ИЗУЧАЕМЫЙ ТЕКСТ:
━━━━━━━━━━━━━━━━━━━━━━━━━━━━━━

3. Отсутствие критики к своим высказываниям. Я уже не буду вспоминать определение психической болезни, психоза в частности, в котором отсутствие критики к своему состоянию считается главным признаком болезни. Рассуждать с экспертом о том, что его диагноз «есть частный случай некой теоретической гипотезы», которую необходимо проверять и тут же отбрасывать, если удается ее фальсифицировать, бесполезно. Карл Поппер рыдал бы навзрыд (от смеха или от горя), послушав рассуждения экспертов, которых довелось слушать мне: «Я нисколько не сомневаюсь в истинности моих слов; ведь я – эксперт высшей категории».

4. Гностические заклинания. Так можно назвать различные штампы, которые многие эксперты используют вместо аргументов в своих доказательствах. Самое частое заклинание такое: «По совокупности данных…». Далее идёт любое предположение, которое выгодно эксперту. Это очень похоже на магическое заклинание: «По моему хотению, по твоему велению, пусть то-то и то-то станет тем то и тем то!» Никто из слушающих заклинание «по совокупности» не в состоянии представить, обозреть мысленным взором всю «совокупность данных», как и сам эксперт. Это в сущности то же самое, что представить себе некую бесконечность. Всю «бесконечность» представить невозможно, как и всю «совокупность». А вдруг не вся совокупность имеется в виду? Тем более что многие факты из этой «всей совокупности» изымаются как неподходящие для аргументирования диагностической гипотезы! В пределах этой заклинательной совокупности лежат предположения о существовании необходимых фактов, о которых нет и речи в судебном заседании: фактов нет, но они должны быть. Если призывается «вся совокупность», то вместе с ней призываются и симптомы, которых не было у испытуемых, но «должны быть» (по всей совокупности). В логике это называется ошибкой неполной индукции: для обобщения «всех фактов» нужно собрать именно «все факты», а это невозможно в принципе. Следовательно, ссылаться на полноту собранных фактов вообще нельзя, надо ссылаться на собственные умозаключения: «Я так думаю!»

━━━━━━━━━━━━━━━━━━━━━━━━━━━━━━

(Сохранённые записи данных)
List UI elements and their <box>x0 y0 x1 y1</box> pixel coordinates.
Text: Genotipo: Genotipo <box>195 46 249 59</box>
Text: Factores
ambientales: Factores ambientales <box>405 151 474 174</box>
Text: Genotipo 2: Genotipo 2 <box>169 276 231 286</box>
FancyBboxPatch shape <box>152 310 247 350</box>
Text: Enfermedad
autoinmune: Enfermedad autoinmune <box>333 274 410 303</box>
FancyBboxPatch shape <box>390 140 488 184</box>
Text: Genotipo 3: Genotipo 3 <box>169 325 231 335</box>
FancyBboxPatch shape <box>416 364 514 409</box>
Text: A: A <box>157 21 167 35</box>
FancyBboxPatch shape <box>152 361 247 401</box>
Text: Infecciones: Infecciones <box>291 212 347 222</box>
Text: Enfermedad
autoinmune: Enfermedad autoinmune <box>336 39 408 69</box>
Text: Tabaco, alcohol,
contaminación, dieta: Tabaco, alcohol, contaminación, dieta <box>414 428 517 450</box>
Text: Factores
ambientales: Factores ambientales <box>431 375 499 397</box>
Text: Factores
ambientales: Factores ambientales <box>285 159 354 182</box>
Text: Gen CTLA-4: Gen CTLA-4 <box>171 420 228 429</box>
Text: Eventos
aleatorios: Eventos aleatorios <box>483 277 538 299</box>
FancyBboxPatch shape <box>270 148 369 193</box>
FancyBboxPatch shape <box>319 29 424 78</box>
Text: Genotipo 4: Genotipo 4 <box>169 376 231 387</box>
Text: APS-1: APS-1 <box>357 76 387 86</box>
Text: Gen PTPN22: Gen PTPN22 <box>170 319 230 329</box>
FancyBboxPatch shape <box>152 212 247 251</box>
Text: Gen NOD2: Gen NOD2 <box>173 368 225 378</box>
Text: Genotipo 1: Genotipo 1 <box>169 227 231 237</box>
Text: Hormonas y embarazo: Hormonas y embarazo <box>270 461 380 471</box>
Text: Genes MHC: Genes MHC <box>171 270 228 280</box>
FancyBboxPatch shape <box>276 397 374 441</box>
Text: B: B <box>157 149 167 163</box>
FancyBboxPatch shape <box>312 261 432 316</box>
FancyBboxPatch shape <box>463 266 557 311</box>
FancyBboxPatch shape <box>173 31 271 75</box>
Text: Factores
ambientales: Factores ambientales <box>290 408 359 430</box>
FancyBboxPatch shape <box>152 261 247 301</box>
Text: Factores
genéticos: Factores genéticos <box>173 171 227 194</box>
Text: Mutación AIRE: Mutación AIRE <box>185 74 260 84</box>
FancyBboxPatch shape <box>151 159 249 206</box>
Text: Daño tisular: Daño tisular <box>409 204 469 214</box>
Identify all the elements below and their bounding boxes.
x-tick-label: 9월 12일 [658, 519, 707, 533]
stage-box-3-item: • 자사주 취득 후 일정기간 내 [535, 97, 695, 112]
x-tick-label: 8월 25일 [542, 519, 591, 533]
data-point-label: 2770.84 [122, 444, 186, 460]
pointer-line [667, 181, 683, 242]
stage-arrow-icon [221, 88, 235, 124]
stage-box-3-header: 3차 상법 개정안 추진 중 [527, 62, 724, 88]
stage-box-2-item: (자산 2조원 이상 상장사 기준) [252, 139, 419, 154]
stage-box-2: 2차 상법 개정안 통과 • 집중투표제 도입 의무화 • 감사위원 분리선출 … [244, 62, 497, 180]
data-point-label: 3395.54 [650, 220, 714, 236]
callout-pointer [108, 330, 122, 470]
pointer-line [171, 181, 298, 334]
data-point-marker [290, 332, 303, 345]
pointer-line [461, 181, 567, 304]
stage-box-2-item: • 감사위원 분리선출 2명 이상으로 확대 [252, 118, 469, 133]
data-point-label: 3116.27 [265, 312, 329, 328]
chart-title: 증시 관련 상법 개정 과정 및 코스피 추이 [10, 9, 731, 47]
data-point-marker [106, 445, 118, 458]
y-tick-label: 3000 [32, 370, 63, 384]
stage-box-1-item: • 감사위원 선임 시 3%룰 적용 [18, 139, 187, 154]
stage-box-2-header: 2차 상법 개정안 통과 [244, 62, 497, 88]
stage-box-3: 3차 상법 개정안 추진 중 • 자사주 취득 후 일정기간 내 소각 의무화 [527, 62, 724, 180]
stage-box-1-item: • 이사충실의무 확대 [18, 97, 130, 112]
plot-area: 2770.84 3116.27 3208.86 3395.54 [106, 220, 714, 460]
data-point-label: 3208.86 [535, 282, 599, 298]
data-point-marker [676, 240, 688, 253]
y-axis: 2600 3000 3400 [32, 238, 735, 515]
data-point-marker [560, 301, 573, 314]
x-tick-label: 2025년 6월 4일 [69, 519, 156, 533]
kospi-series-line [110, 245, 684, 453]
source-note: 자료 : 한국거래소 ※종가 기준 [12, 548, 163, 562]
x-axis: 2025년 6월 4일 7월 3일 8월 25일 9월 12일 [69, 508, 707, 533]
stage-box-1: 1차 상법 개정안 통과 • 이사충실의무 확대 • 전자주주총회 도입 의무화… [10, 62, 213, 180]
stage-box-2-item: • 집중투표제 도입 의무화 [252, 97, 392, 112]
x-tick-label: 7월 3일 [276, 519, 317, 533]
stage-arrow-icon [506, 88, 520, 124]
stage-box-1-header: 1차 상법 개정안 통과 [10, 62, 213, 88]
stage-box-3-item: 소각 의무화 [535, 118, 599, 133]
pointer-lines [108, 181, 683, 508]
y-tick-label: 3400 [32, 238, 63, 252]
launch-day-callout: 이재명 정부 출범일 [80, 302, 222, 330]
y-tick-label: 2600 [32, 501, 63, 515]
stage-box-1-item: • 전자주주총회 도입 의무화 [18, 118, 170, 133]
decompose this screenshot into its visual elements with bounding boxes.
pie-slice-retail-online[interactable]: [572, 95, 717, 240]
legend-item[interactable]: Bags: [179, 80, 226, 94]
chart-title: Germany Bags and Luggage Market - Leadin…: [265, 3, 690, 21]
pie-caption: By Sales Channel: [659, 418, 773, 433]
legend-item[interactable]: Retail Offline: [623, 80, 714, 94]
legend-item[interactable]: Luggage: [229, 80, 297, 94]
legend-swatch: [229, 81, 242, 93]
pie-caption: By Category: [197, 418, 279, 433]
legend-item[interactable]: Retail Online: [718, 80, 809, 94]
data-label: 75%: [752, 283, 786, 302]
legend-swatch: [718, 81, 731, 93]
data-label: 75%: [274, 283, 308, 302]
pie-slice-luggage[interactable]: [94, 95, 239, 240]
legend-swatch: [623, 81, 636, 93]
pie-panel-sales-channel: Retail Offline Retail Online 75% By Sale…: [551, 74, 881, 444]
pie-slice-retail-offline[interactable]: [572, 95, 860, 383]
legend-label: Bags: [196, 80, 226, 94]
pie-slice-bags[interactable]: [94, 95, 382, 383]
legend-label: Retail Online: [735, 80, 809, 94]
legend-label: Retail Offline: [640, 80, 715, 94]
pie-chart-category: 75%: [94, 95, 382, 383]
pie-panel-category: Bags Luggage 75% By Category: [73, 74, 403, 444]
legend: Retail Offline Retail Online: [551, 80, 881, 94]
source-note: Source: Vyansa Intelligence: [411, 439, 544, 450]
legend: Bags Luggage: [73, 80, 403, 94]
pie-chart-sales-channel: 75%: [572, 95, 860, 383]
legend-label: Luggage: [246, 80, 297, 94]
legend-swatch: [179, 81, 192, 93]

━━━━━━━━━━━━━━━━━━━━━━━━━━━━━━

ЗАДАНИЕ A: Переведите на английский язык предложение из изучаемого текста: «Далее идёт любое предположение, которое выгодно эксперту.»
ЗАДАНИЕ B: Какое заклинание изучаемый текст называет самым частым?
ЗАДАНИЕ C: Выпишите из изучаемого текста все высказывания в кавычках, которые начинаются с заглавной буквы.
Данные представляют собой отдельный материал.

РЕЗУЛЬТАТ УПРАЖНЕНИЯ A: Next comes any assumption that benefits the expert.

РЕЗУЛЬТАТ УПРАЖНЕНИЯ B: «По совокупности данных…»

РЕЗУЛЬТАТ УПРАЖНЕНИЯ C:
«Я нисколько не сомневаюсь в истинности моих слов; ведь я – эксперт высшей категории»
«По совокупности данных…»
«По моему хотению, по твоему велению, пусть то-то и то-то станет тем то и тем то!»
«Я так думаю!»